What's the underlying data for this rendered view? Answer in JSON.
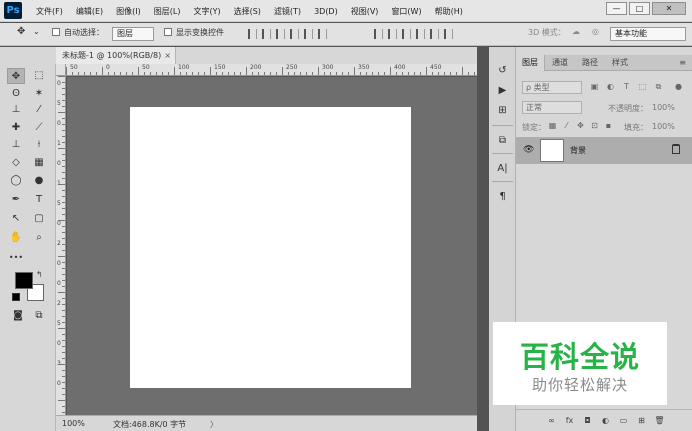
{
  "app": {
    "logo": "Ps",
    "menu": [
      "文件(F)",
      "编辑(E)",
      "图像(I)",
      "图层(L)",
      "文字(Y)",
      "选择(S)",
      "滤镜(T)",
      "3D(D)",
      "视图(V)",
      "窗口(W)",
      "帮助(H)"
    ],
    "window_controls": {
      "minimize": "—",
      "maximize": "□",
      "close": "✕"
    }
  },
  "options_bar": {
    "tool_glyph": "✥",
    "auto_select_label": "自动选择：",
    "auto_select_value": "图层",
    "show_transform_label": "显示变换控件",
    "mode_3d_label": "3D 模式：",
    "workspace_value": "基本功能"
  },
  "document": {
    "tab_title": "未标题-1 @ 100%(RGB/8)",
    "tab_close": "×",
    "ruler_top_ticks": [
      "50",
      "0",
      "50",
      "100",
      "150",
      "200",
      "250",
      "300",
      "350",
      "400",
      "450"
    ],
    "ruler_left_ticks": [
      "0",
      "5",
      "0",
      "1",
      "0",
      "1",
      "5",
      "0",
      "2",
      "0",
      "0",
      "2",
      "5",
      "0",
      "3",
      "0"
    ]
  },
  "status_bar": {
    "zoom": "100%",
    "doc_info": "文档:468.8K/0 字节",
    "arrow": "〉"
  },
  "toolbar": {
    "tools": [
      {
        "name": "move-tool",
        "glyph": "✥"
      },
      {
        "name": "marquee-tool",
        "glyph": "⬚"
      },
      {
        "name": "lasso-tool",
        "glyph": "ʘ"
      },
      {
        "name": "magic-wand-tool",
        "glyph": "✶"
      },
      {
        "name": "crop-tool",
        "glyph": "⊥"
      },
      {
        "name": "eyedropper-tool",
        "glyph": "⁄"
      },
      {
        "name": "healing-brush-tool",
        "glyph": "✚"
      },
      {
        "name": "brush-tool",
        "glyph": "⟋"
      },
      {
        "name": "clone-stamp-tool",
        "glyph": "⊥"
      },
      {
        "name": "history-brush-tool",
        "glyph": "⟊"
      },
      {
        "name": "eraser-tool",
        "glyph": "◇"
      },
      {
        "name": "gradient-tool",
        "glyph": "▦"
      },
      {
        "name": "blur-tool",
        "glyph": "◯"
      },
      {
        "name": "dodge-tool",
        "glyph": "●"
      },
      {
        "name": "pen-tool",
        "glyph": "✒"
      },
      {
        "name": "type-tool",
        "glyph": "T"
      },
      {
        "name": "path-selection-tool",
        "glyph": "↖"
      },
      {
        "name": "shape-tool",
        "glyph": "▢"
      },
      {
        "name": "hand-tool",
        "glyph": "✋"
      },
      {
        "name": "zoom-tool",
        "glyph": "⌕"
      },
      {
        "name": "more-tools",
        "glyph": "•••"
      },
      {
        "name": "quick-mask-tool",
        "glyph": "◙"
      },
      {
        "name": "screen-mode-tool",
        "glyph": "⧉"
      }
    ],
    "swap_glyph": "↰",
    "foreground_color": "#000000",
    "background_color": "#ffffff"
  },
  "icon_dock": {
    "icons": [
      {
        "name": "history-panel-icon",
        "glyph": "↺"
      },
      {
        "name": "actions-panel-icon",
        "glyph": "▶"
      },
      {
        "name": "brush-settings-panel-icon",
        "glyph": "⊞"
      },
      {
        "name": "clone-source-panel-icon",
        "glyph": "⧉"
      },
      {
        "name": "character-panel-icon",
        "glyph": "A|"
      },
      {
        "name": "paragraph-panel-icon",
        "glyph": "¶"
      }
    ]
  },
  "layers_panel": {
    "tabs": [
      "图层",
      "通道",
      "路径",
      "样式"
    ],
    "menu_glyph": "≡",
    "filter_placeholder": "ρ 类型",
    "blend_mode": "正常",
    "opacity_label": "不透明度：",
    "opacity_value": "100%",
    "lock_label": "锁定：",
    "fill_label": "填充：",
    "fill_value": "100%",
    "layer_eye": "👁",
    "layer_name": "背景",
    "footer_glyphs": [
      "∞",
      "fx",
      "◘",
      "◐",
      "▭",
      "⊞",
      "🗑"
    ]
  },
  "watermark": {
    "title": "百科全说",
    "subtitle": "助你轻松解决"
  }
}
---
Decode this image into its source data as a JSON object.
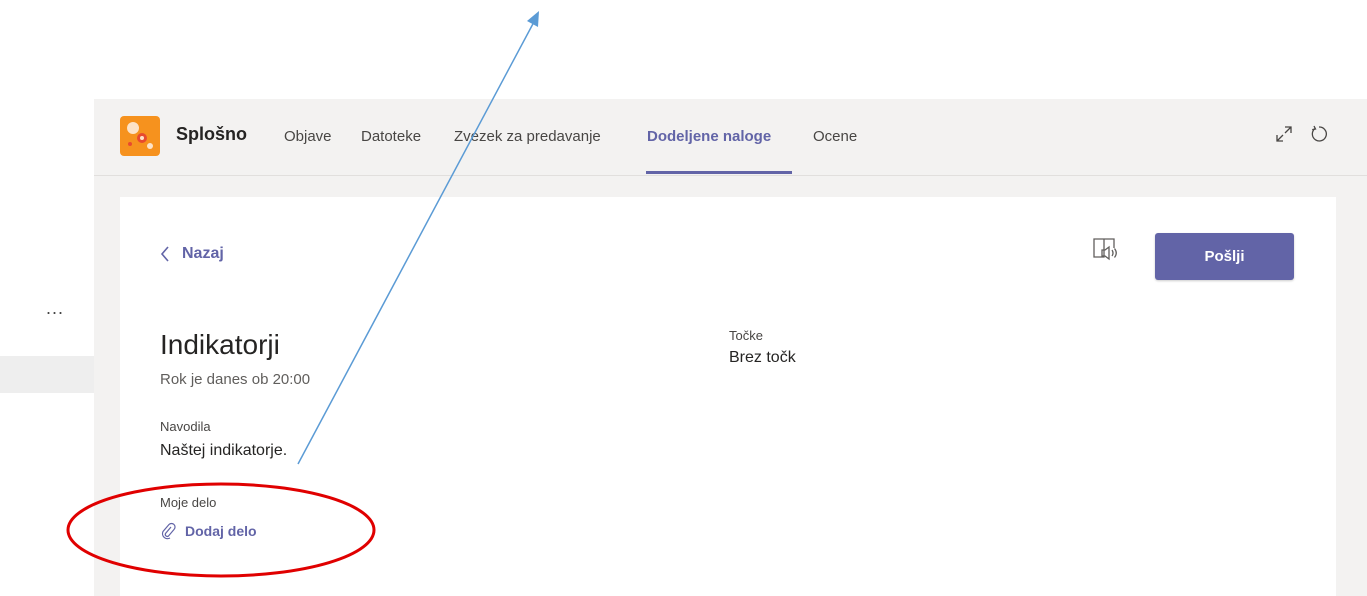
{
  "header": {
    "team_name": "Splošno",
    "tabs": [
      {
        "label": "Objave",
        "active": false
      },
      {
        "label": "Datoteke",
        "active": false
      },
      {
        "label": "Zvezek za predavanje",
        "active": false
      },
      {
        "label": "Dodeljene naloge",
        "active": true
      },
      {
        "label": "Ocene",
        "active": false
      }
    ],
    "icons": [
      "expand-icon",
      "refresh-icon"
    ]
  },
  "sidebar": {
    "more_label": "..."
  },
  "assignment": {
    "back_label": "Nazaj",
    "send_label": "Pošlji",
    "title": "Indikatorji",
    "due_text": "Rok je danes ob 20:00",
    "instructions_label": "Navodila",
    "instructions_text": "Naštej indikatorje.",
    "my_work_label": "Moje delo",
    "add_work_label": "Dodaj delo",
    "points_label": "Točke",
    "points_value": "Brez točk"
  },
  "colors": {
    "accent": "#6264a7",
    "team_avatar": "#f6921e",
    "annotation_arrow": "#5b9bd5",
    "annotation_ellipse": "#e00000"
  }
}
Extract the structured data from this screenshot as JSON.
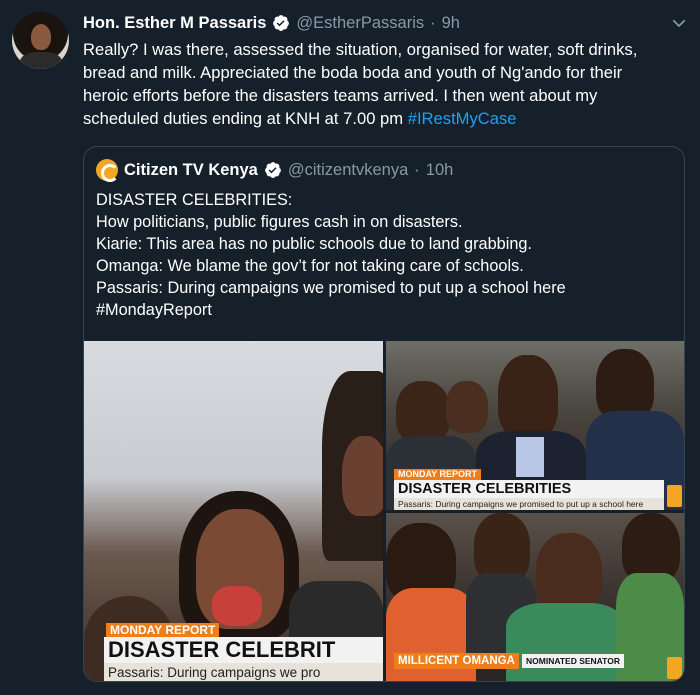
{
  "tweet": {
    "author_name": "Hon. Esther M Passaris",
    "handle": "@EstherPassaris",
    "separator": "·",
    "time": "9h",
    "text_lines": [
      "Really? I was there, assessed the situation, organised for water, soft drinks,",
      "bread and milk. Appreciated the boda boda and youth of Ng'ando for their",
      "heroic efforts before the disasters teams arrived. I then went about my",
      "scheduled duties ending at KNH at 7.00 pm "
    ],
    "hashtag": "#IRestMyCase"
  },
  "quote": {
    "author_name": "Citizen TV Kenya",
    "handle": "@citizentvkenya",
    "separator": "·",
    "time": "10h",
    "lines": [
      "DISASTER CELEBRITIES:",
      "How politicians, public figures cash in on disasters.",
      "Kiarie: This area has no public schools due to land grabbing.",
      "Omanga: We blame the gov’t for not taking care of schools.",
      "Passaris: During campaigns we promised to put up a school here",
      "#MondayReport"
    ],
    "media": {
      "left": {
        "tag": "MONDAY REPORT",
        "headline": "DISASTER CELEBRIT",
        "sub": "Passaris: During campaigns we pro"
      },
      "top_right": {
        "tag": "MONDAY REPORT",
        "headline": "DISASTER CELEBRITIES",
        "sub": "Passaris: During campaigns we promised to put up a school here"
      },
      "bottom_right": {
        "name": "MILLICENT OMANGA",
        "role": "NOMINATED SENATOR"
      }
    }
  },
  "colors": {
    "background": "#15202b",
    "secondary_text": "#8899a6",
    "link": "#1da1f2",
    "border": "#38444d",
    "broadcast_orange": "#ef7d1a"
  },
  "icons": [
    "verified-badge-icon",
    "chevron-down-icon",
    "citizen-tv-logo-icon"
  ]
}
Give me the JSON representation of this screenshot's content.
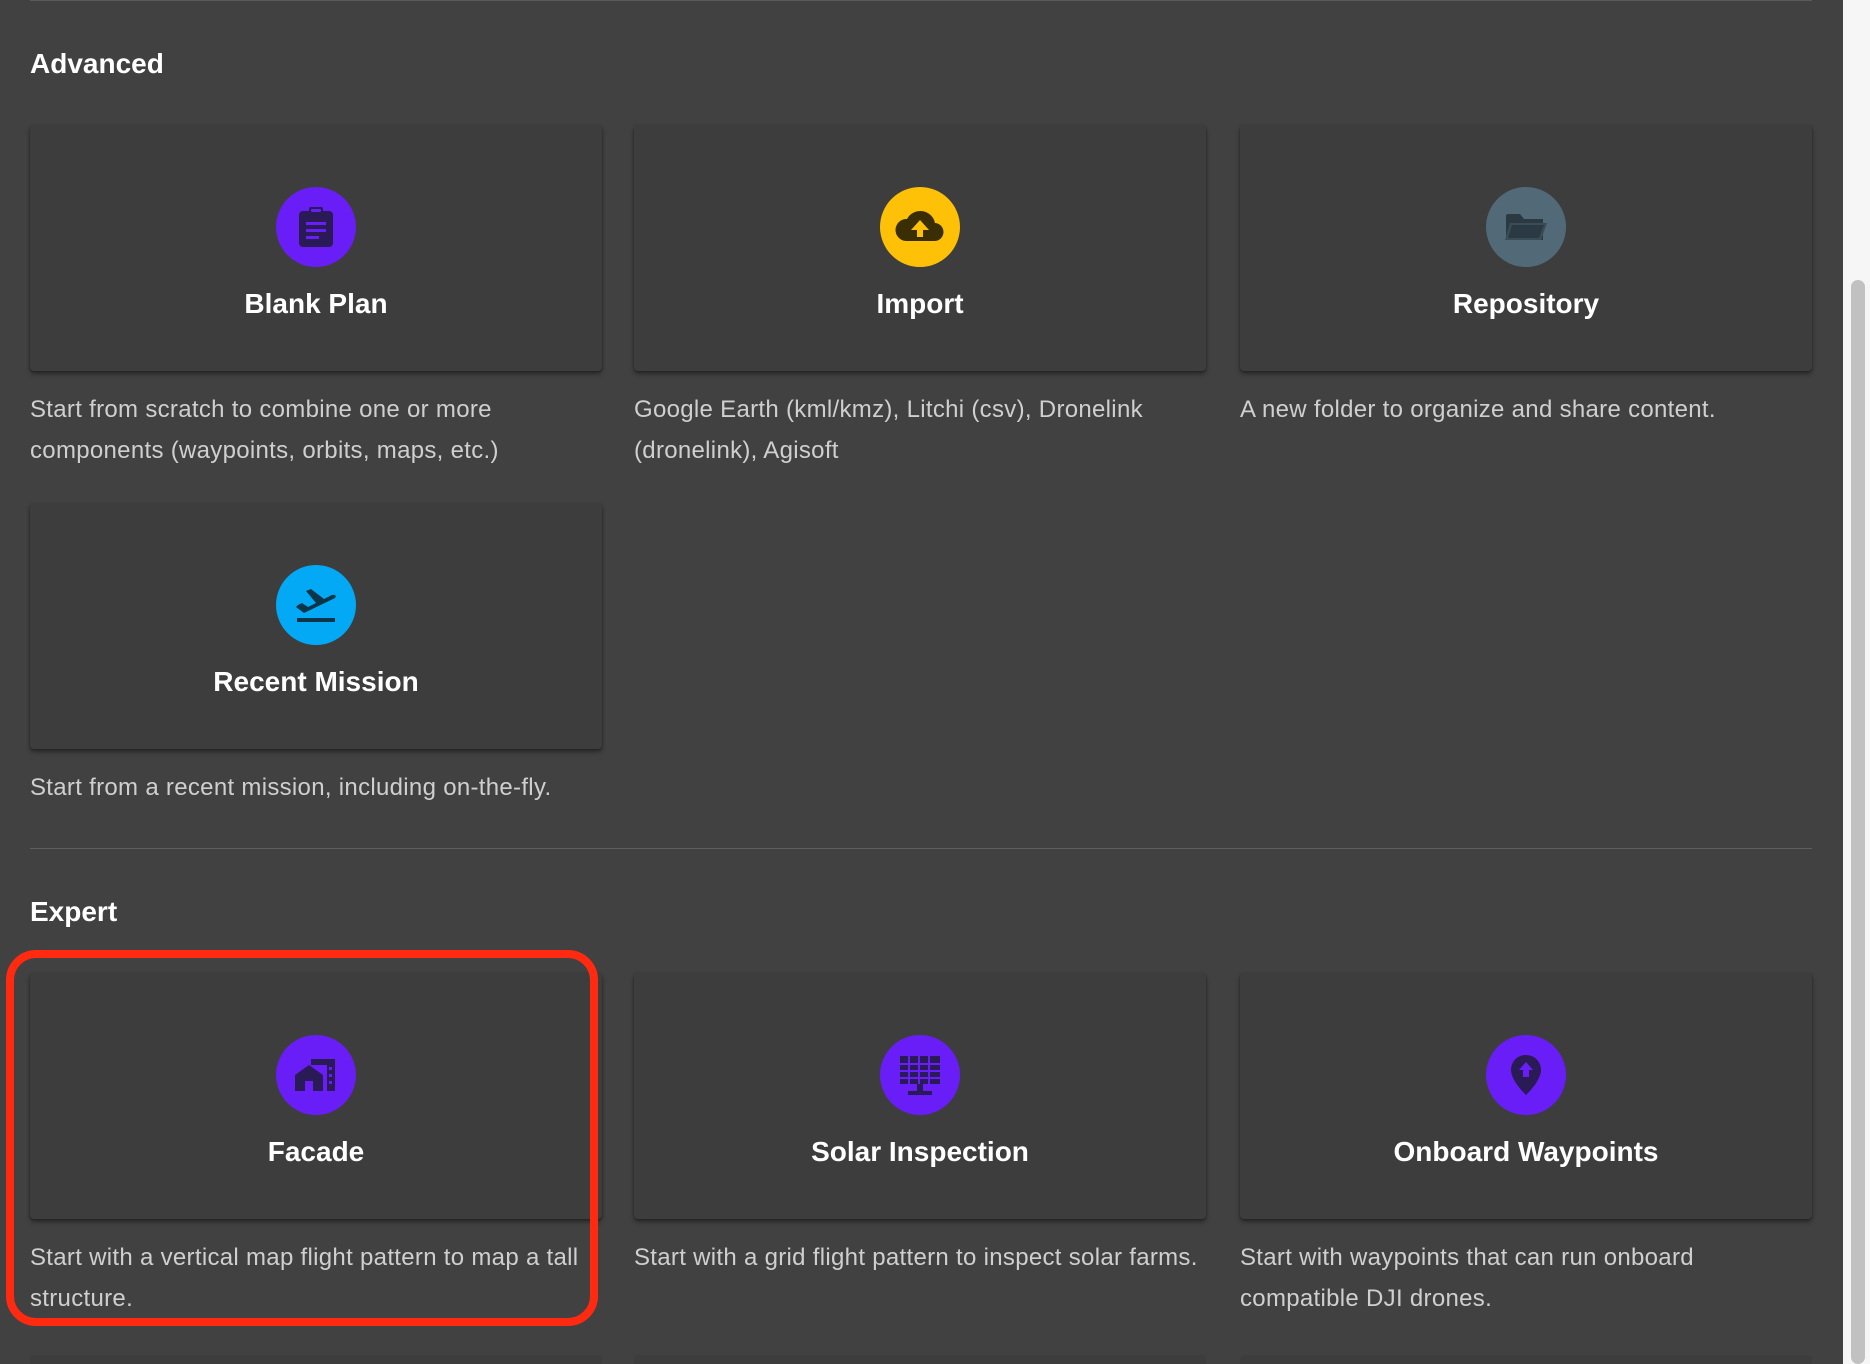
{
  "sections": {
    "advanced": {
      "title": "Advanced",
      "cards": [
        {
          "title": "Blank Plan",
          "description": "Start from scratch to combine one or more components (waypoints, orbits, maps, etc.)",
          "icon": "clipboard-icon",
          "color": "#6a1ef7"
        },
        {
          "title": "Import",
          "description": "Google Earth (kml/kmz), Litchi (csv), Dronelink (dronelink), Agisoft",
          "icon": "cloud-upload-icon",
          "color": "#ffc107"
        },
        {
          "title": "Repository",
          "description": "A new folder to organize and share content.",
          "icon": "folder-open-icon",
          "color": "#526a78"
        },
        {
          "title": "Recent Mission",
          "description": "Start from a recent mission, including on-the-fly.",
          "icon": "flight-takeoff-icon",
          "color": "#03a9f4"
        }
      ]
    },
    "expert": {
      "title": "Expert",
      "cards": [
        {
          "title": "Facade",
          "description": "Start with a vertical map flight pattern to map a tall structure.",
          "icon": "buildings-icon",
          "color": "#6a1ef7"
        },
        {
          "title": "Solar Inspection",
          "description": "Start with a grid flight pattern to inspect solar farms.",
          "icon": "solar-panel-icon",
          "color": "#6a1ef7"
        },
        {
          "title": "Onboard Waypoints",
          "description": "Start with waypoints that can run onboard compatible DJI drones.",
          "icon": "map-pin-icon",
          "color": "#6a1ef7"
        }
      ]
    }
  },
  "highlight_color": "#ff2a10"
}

#### [Exercise]
Report each line of the material above where the word "During" appears.

#### [The answer]
      "Passaris: During campaigns we promised to put up a school here",
        "sub": "Passaris: During campaigns we pro"
        "sub": "Passaris: During campaigns we promised to put up a school here"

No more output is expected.